• What to work on: Select every line holding the word "Division" and copy it.

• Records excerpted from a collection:
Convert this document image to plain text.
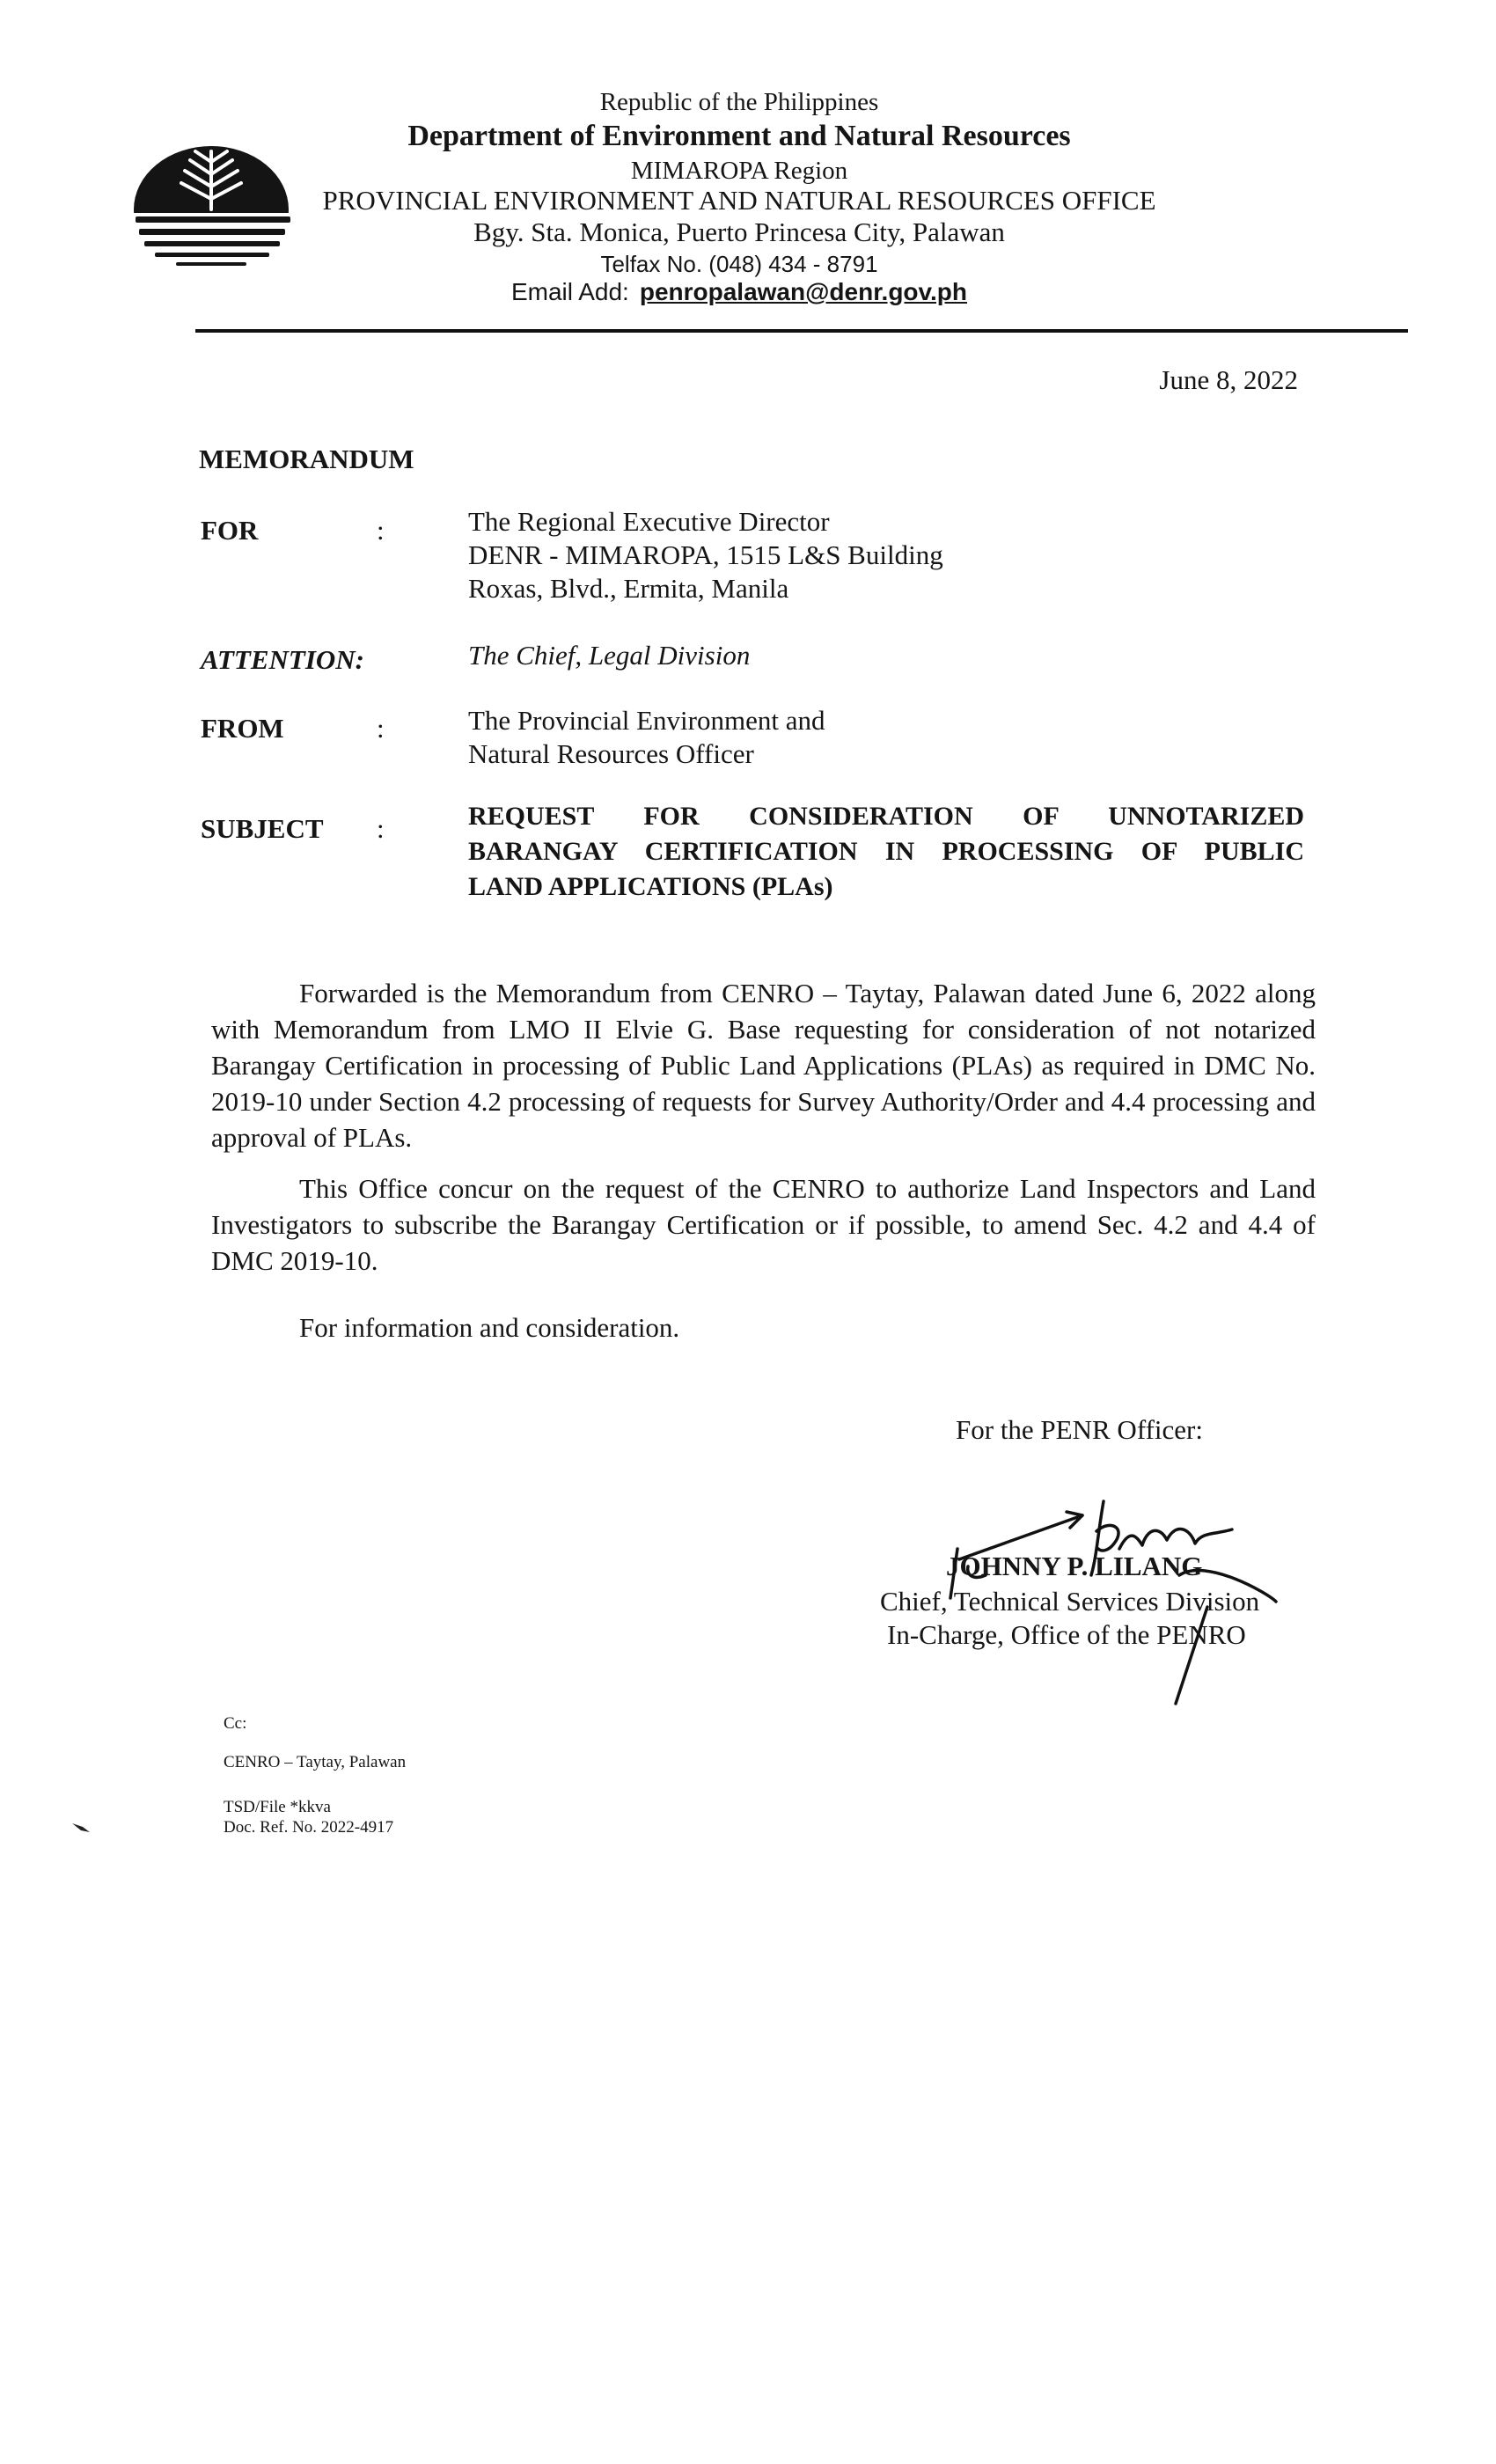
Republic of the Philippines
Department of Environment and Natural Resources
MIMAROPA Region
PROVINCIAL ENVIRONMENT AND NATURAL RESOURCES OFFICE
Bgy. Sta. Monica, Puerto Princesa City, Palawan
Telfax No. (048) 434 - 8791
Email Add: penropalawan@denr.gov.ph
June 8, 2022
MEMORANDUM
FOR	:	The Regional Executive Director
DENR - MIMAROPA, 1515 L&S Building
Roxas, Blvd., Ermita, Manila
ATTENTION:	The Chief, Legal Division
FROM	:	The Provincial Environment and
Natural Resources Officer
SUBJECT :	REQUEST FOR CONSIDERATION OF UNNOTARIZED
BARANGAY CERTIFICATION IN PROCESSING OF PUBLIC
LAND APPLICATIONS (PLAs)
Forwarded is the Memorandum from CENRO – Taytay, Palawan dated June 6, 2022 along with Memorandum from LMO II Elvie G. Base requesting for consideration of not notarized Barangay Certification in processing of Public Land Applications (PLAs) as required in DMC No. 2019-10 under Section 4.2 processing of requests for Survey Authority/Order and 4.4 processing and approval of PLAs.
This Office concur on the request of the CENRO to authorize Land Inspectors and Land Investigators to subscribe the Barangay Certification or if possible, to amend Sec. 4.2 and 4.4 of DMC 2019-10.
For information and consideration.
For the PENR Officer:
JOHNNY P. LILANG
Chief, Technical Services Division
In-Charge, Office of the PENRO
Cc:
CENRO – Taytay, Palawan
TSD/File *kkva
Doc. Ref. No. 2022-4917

==

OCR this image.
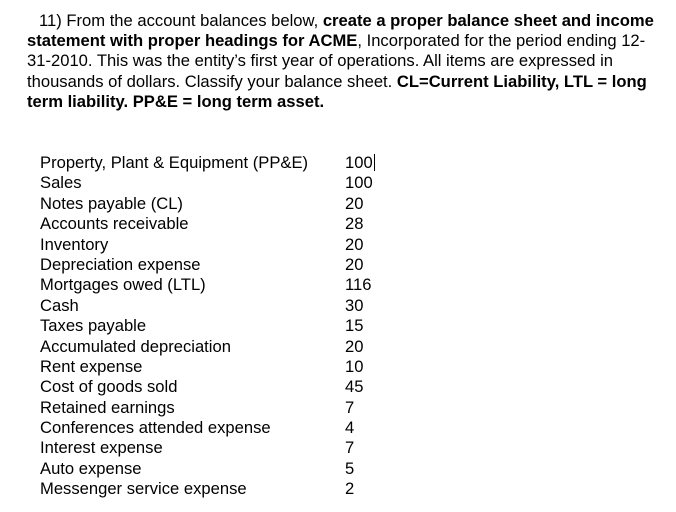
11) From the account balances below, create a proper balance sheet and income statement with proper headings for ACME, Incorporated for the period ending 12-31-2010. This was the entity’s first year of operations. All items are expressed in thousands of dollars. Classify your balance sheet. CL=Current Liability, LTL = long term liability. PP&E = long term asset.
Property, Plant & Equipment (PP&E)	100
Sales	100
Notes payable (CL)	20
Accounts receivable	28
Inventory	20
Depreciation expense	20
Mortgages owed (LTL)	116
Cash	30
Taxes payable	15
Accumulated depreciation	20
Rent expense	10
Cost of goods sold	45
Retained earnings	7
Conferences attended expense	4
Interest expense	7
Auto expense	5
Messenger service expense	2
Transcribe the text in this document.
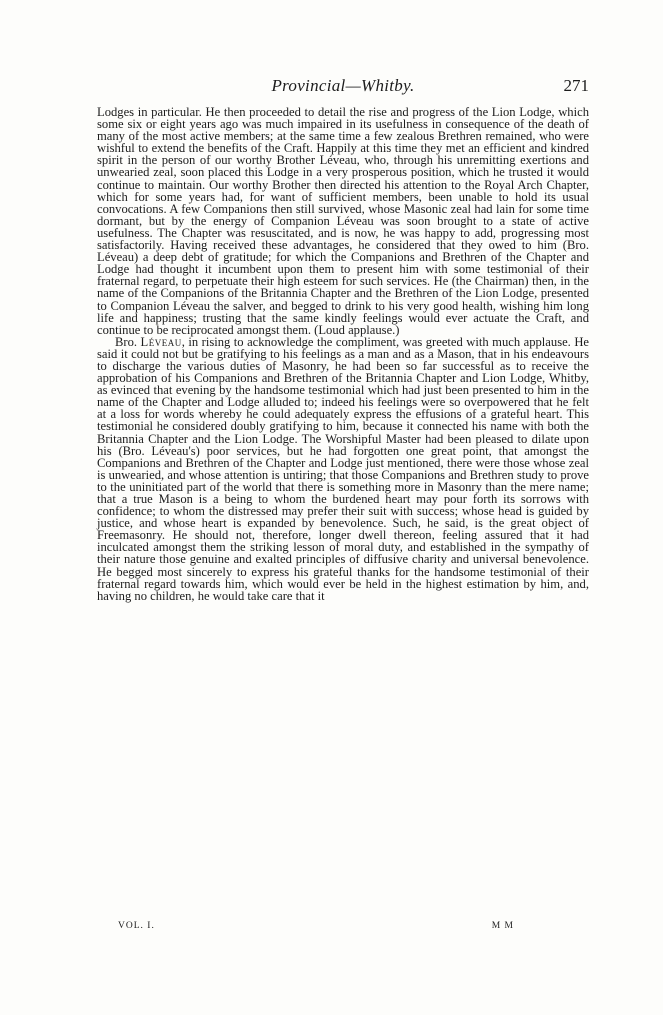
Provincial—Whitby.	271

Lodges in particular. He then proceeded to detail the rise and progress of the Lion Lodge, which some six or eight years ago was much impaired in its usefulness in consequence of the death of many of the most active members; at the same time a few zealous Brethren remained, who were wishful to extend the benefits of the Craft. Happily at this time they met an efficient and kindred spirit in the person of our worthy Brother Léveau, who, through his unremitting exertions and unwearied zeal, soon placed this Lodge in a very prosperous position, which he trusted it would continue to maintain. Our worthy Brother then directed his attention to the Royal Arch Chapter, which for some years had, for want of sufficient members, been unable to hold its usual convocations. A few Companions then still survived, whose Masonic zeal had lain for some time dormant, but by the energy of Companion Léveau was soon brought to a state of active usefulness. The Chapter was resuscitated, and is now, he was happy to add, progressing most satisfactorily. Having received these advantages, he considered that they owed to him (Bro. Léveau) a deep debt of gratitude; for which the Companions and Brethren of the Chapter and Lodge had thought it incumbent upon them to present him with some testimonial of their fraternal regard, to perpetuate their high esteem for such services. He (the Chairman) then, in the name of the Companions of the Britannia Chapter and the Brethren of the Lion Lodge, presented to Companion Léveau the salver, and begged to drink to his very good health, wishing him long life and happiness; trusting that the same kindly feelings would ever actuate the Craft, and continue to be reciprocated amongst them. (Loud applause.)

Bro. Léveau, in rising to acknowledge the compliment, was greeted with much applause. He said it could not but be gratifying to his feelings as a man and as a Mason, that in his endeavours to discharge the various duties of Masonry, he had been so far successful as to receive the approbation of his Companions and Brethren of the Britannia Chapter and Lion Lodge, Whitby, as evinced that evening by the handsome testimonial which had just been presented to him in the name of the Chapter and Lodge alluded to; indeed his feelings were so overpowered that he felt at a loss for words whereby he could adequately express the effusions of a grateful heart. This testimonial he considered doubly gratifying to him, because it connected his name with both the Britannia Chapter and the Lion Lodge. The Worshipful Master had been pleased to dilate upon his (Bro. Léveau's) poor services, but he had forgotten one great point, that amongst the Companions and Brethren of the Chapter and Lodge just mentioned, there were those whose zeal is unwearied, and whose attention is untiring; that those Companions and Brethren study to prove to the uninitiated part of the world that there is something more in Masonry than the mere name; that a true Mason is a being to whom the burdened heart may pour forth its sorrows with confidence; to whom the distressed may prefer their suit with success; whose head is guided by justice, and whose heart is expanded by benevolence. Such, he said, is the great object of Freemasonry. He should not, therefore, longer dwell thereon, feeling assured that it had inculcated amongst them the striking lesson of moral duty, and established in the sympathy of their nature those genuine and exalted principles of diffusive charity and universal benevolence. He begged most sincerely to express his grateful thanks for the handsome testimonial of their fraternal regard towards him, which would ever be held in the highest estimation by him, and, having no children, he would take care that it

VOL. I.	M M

• Exercise output:
ATTENTION:	The Chief, Legal Division
Chief, Technical Services Division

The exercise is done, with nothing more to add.